WHAT YOU NEED TO DO
Return the number of lines that include the string "Mountain", without any other text.

'''

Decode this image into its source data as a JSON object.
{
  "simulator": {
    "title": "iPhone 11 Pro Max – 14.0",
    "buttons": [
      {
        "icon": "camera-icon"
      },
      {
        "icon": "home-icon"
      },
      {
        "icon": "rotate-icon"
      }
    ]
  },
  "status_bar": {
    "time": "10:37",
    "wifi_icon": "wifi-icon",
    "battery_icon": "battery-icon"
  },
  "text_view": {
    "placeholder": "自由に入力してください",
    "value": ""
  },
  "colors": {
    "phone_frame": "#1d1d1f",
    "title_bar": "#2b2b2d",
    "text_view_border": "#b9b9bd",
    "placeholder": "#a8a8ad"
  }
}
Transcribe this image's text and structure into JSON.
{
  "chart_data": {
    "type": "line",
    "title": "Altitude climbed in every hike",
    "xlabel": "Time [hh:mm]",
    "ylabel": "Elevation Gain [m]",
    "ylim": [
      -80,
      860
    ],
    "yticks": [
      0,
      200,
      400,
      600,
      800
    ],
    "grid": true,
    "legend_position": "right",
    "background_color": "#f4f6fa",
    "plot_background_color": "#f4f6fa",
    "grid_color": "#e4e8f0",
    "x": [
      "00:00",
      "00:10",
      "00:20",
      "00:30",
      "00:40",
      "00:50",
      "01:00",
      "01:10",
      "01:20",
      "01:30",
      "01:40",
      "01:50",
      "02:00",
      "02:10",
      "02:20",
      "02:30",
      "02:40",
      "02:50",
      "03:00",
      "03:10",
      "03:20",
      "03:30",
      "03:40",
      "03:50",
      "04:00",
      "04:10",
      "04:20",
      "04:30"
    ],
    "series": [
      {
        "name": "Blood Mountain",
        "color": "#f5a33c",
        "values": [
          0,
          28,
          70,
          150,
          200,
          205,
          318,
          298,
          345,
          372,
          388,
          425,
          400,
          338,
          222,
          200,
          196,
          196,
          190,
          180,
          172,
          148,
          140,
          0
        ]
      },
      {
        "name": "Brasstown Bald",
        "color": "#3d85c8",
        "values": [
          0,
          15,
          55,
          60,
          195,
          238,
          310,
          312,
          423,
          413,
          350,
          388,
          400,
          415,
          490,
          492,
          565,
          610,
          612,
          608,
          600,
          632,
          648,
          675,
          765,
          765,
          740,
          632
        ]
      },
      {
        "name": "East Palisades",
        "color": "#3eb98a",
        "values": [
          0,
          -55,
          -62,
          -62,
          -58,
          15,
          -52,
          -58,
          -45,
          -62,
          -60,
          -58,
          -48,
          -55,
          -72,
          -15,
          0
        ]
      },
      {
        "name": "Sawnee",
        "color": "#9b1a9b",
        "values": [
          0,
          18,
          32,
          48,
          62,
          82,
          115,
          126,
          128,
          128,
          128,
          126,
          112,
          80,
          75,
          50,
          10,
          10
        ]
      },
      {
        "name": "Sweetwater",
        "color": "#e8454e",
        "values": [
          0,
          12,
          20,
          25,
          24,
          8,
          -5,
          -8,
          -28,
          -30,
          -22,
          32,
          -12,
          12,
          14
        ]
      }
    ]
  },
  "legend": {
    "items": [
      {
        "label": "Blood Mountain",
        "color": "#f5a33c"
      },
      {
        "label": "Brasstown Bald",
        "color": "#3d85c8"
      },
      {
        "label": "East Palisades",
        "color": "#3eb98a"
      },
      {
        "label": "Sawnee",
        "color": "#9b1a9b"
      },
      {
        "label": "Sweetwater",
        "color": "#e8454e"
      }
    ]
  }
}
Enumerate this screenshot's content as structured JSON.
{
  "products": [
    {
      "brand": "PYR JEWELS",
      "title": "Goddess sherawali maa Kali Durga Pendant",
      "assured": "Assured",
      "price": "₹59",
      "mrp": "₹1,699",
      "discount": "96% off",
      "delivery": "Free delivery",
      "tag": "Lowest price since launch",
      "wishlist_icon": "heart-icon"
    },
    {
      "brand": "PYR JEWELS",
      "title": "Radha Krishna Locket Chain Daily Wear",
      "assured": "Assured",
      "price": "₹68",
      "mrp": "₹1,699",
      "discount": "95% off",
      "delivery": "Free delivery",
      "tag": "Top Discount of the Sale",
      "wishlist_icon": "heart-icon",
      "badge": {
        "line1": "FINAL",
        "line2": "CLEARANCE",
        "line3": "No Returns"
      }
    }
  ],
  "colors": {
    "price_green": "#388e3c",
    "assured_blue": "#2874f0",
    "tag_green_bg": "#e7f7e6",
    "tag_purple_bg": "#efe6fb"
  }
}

'''

WRITTEN RESPONSE
2